• _Dataset listings of figures_

·····

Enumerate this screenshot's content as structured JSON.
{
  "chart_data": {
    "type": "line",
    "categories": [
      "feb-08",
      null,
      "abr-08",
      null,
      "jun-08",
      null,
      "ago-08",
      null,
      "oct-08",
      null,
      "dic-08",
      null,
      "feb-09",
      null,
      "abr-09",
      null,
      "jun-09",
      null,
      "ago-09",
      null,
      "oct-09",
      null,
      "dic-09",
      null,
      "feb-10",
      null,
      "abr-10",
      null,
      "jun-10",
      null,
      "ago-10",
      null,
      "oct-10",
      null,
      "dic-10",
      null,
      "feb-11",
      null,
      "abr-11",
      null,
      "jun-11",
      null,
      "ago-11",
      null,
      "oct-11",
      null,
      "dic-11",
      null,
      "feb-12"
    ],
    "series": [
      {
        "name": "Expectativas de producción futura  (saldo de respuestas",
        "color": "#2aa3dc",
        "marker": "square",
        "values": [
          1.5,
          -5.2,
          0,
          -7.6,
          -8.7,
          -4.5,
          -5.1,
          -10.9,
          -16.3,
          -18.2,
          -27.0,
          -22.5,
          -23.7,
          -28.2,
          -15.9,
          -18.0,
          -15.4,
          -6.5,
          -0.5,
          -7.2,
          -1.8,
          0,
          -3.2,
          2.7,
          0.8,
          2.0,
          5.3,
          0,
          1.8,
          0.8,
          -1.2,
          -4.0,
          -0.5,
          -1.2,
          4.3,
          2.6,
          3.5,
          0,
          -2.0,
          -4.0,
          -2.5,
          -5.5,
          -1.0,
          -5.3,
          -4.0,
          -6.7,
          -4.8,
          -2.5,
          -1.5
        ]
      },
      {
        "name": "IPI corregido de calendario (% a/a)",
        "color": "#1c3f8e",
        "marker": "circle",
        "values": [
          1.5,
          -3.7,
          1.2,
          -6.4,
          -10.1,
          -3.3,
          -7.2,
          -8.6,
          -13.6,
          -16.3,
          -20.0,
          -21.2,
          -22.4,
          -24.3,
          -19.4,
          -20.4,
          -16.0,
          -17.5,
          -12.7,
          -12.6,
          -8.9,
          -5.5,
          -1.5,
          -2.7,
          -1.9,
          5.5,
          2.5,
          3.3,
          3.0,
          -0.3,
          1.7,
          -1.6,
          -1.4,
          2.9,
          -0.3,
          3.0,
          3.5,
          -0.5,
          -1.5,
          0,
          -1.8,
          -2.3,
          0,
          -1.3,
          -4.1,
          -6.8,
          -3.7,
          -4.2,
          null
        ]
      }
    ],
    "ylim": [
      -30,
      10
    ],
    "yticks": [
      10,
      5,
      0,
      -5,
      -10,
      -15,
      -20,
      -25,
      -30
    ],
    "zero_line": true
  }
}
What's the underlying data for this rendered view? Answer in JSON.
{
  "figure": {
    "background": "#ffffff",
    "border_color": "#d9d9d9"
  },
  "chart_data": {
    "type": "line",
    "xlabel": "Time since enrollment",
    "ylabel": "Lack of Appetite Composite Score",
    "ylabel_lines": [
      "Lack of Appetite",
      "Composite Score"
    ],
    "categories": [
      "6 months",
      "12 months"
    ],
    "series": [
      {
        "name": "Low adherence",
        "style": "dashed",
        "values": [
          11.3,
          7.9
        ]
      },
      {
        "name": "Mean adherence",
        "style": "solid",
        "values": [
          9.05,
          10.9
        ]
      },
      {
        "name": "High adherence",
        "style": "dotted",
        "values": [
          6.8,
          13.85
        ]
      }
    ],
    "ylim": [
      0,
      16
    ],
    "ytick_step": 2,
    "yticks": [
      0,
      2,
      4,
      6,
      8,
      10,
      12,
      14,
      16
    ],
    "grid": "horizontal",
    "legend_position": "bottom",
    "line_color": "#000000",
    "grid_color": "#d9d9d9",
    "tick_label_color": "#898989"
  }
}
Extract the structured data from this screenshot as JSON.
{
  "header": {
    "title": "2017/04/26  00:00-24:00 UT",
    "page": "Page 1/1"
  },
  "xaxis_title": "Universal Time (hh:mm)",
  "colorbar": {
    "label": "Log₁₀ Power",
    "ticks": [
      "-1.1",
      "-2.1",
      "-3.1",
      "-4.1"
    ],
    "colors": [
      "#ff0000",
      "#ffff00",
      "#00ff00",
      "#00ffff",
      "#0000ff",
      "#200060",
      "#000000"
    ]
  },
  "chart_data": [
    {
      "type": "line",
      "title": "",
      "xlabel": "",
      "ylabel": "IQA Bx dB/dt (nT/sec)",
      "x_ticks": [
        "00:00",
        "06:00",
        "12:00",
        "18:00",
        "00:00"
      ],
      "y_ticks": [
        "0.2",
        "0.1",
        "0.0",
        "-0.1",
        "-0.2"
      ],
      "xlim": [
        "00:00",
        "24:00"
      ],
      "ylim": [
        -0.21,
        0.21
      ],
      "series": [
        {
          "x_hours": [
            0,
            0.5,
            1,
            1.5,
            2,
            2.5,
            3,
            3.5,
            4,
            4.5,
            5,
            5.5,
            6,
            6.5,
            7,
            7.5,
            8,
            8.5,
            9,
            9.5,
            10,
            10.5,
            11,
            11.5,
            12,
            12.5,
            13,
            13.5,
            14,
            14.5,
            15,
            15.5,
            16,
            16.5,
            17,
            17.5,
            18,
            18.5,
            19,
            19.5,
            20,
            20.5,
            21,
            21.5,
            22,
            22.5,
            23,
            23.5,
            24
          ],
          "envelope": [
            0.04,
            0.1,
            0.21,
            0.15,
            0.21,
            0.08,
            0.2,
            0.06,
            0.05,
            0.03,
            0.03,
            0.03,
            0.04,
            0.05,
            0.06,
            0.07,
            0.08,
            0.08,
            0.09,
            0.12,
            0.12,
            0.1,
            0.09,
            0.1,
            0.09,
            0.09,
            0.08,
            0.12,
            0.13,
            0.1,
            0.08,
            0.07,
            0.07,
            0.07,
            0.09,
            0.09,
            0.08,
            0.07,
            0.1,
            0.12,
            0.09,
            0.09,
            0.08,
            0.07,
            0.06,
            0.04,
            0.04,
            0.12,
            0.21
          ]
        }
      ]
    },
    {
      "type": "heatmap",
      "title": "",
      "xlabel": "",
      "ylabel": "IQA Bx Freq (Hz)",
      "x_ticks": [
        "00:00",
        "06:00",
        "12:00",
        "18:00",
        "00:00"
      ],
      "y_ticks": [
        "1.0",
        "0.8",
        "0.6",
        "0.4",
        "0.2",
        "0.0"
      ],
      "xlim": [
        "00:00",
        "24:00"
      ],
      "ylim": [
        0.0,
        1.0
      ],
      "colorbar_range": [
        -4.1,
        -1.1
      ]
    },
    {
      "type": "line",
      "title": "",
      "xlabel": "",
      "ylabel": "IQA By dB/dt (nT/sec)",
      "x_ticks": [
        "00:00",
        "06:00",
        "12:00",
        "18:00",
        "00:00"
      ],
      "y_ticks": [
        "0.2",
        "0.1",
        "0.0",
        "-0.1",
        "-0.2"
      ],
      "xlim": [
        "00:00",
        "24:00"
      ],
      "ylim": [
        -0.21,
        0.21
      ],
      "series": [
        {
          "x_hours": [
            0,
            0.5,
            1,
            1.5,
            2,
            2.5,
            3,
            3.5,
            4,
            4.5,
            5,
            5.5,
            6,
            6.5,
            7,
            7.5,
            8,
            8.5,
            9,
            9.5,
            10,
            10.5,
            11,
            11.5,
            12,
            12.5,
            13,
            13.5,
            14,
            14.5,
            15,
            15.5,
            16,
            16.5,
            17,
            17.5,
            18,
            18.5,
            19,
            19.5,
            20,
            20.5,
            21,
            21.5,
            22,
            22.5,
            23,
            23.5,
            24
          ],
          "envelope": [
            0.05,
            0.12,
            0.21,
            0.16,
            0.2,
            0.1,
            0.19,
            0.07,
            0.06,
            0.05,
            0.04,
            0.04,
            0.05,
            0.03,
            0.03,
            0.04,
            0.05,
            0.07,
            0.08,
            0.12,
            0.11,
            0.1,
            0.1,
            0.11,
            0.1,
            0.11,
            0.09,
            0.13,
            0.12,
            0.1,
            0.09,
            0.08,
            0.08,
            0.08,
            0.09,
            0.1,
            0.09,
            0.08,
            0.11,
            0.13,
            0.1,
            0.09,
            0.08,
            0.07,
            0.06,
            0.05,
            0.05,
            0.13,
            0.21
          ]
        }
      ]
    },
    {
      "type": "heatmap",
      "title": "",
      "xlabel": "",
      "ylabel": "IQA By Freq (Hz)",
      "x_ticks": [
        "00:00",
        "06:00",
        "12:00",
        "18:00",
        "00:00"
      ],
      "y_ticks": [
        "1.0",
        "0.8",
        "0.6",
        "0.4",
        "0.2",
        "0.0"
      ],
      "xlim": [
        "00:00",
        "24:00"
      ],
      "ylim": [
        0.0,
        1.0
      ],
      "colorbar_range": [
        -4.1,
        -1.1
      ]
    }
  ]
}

·····

Return solely the number of lines in the data that include the word "Composite".

• _The output_
2